(文書の抜粋):

そして管楽器による 'グリッチ' の一例。例えばモジュラーシンセとの組み合わせではCV/Gateからの同期によりフレイズのランダマイズ、いわゆる 'グリッチ/スタッター' の効果へのアプローチが楽しいのですが、最近はDSPを駆使してお手軽に 'グラニュラー・シンセシス' な効果を生成するペダルも用意されております。ベルギーの工房Drolo FxのMolecular Disruporやノルウェーの工房Pladask ElektriskのFabrikat、この手の機器としては今や老舗感すら漂わせるWMDのTensorなどなど・・。とにかくセンス一発が問われてしまう '飛び道具' なので上手く付き合えるかどーかは貴方次第。





 




そんな過激な 'グリッチ' に至る前段階として、いわゆる簡易的な '擬似シンセ' のアプローチで遊んでみるのも一興ですヨ。最近、魅力的な製品を続々市場に送り込み日本でも知名度と人気を得ているEarthquaker Devices。ここでは同社の 'オルガン・トーン' を生成するOrganizerとディレイのSpace Spiral、そして 'ディスコン' ではありますがPitch Bayとピッチシフトの変異系である '飛び道具' Rainbow Machineをそれぞれサックスで '擬似シンセ' 化。とにかくココはユーザーが欲しがっているツボを突いた製品の多いのが特徴ですね。とにかくピッチ・シフターとフィルター、ディレイなどを組み合わせてみるだけでもシンセっぽい感じは出せまする。さらに去年話題をさらったHologram Electronicsから 'グラニュラー・シンセシス' の異色作、Microcosmも面白い。











さて、すでにこういった古典的 'IDM' の音像も懐かしいものになりましたが、やはり、わたしは未だにこういう削り出していくような '音響の彫刻' ともいうべき美学が好きですね。エレクトロニカにおけるミニマル・ダブからクリック・テクノを繋ぐ雛形を作ったヤン・イェリネック、ヴラディスラヴ・ディレイ、オウテカ。というか、このオウテカの極北ともいうべき 'Confield' の根底に流れるヒップ・ホップの解釈は、ショーン・ブースとロブ・ブラウンの二人により1993年のデビューから2020年の最新作 'Sign' まで一貫してブレずに流れているのは驚嘆しますね。そして 'グリッチ' のオリジネイターにして孤高の存在、'オヴァル' ことマーカス・ポップの痙攣する '顕微鏡のオーケストラ' に耳をそば立てて下さいませ。一方、このエレクトロニカの流れがR&Bの新たな解釈と合流した '兆し' として米国LAから現れたのが 'フライング・ロータス' ことスティーヴン・エリソンと彼のレーベル、Brainfeederの活動。そのレーベルで女性トラックメイカーとして頭角を現した 'トキモンスタ' ことジェニファー・リーのファースト・アルバム 'Midnight Menu' も完成度高くてびっくりしたなあ。

(提供資料):

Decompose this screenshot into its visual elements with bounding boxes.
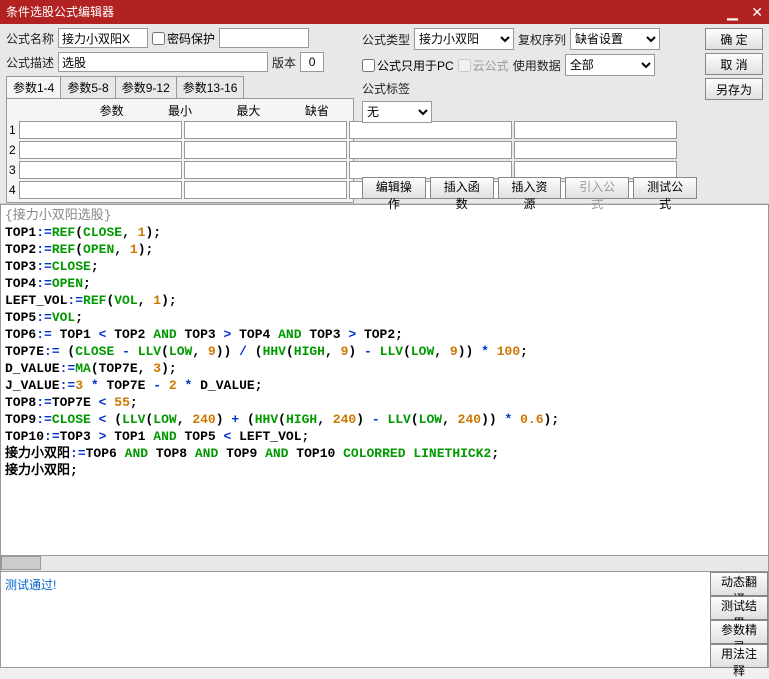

(目標):
エフェクターとエレクトロニカに関する文書の抜粋について、次の問いに答えてください。
1. Fabrikatを手がける工房の名前と、その所在国はどこですか。
2. Earthquaker Devicesの製品のうち、「オルガン・トーン」を生成するものは何ですか。
3. オウテカの2020年の最新作として挙げられている作品名は何ですか。
データはこの作業には関係しません。

(回答):
1. ノルウェーの工房、Pladask Elektriskです。
2. Organizerです。
3. 'Sign'です。